From "Jeff Jirsa"
Subject Re: Information on Cassandra
Date Fri, 02 Jun 2017 18:01:51 GMT

On 2017-06-01 09:09 (-0700), "Harper, Paul" <> wrote: 
> Hello All,
> I'm about 3 months into support several clusters of Cassandra databases. I recently subscribed
to this email list and I receive lots of interesting emails most of which I don't understand.
I feel like I have a pretty good grasp on Cassandra, I would like to know what types of this
should I be checking on a daily, weekly or monthly basis. Many of the email I see in this
string are on subjects I've never had to look at so far. So I'm wondering what is it that
I should be monitoring or doing or I should know. I would appreciate it any advice or guidance
you can provide. Please to my email and not the group listing  unless it's something that
maybe helpful to others.

The good news is that cassandra can run for years without any intervention, especially if
you're not pushing the limits.

At a high level, you should be watching:
- Read/writes per second. Your application may warn you if these change, but catching it before
it impacts your application is always nice. 
- Latencies (how long does each read/write take, and is that getting worse over time, which
may indicate a problem brewing)

:::::

• [Short task 1]:
Answer these about the Cassandra email:
(a) How long has the original sender been supporting Cassandra clusters?
(b) How long does the reply say Cassandra can run without any intervention?
(c) What may latencies getting worse over time indicate?
• [Short task 2]:
Transcribe the Cassandra email from "The good news" to "a problem brewing)".

• [Stored data]:
:::::

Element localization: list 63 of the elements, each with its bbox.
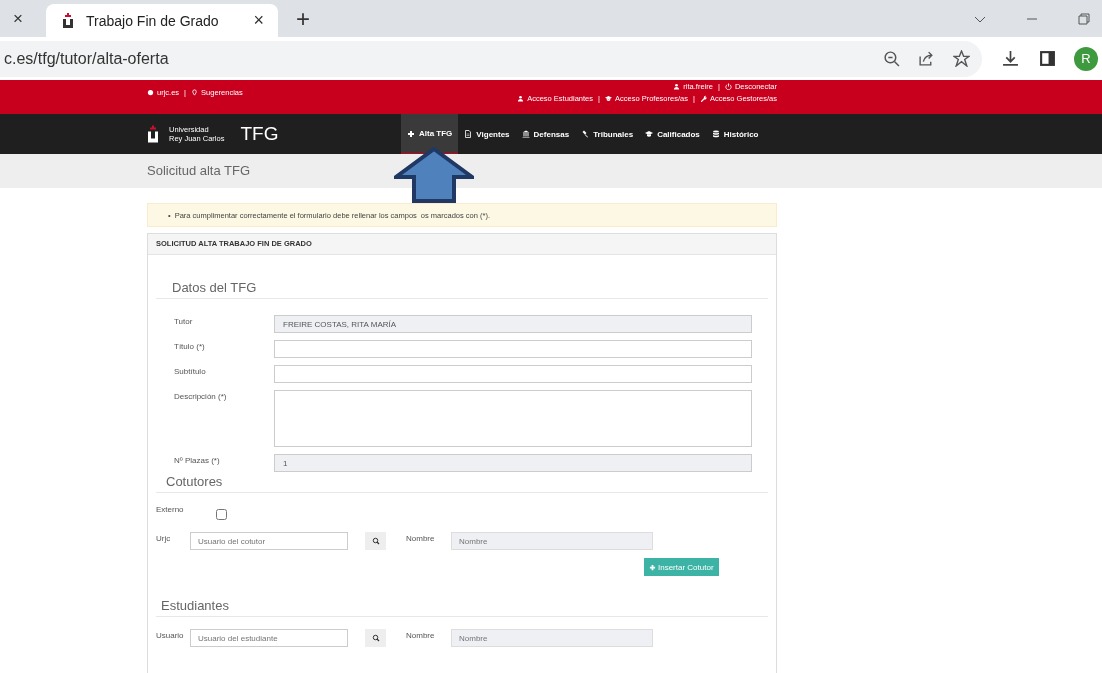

:::::

• [Exercise answer 1]:
(a) About 3 months.
(b) For years, especially if you're not pushing the limits.
(c) A problem brewing.

• [Exercise answer 2]:
The good news is that cassandra can run for years without any intervention, especially if
you're not pushing the limits.

At a high level, you should be watching:
- Read/writes per second. Your application may warn you if these change, but catching it before
it impacts your application is always nice. 
- Latencies (how long does each read/write take, and is that getting worse over time, which
may indicate a problem brewing)